Document layout detection data
########################################
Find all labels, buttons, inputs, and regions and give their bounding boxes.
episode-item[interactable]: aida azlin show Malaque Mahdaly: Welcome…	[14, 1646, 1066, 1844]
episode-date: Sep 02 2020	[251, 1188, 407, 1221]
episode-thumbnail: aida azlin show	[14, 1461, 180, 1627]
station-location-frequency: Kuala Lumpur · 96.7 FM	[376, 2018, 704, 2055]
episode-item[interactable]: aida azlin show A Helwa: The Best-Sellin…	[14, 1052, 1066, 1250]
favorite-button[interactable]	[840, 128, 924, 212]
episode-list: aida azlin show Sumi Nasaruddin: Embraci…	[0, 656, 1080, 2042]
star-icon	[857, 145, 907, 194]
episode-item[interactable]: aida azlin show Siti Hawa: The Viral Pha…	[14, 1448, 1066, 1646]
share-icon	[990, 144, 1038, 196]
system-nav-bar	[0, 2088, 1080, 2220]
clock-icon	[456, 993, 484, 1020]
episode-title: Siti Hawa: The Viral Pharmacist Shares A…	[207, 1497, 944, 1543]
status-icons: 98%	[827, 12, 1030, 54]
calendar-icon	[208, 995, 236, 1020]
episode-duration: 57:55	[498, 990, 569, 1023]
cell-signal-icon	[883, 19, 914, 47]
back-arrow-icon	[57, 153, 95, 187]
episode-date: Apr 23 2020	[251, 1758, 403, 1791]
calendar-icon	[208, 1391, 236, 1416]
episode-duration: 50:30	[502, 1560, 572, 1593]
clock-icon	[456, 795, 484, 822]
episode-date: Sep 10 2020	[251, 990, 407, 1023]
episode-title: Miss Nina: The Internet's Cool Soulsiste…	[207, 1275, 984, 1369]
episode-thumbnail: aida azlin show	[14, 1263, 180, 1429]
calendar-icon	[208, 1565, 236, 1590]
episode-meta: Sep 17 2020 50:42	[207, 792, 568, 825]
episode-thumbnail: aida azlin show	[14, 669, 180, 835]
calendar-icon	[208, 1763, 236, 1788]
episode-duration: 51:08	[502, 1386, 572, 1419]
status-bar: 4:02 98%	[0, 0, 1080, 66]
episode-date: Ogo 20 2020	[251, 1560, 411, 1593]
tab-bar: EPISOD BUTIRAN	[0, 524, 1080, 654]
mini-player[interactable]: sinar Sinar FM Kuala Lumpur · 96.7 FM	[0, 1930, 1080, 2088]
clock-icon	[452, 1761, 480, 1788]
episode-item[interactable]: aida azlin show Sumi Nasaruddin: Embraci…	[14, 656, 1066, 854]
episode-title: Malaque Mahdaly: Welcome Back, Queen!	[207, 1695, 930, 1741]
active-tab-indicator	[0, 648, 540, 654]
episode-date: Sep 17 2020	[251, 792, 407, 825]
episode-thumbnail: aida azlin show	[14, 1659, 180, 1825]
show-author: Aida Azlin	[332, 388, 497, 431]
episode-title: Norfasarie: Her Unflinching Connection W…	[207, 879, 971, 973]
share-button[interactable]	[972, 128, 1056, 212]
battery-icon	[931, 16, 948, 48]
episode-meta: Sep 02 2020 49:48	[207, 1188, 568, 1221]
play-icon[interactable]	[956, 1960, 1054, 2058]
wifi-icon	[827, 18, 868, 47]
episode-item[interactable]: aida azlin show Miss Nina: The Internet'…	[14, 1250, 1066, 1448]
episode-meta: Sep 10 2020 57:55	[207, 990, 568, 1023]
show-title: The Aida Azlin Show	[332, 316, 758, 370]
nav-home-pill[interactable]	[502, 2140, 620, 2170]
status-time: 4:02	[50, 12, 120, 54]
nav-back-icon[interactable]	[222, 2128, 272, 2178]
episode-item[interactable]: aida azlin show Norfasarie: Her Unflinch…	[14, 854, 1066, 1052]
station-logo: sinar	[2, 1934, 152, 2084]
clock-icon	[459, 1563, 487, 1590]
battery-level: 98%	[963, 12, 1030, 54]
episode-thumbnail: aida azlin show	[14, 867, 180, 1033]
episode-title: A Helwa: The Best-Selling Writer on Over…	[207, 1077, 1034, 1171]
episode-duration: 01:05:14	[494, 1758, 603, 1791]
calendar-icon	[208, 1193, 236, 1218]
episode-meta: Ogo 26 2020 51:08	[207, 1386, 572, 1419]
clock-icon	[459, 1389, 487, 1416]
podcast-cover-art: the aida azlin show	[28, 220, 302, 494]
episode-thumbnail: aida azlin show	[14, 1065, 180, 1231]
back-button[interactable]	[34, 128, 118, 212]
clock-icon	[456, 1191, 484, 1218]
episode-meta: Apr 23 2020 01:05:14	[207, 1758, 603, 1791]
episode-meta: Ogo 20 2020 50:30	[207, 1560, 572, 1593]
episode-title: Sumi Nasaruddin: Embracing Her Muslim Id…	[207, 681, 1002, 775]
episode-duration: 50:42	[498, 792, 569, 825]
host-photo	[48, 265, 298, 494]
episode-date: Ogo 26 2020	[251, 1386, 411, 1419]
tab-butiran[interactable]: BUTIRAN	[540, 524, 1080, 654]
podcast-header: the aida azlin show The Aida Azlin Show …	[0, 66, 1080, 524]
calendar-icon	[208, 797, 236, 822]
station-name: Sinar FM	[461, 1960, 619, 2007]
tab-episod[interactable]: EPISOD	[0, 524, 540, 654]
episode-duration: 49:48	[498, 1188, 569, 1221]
########################################
Activity:
Only lines with the word "Malaque" count here; copy every one from the records.

Response box:
episode-item[interactable]: aida azlin show Malaque Mahdaly: Welcome…	[14, 1646, 1066, 1844]
episode-title: Malaque Mahdaly: Welcome Back, Queen!	[207, 1695, 930, 1741]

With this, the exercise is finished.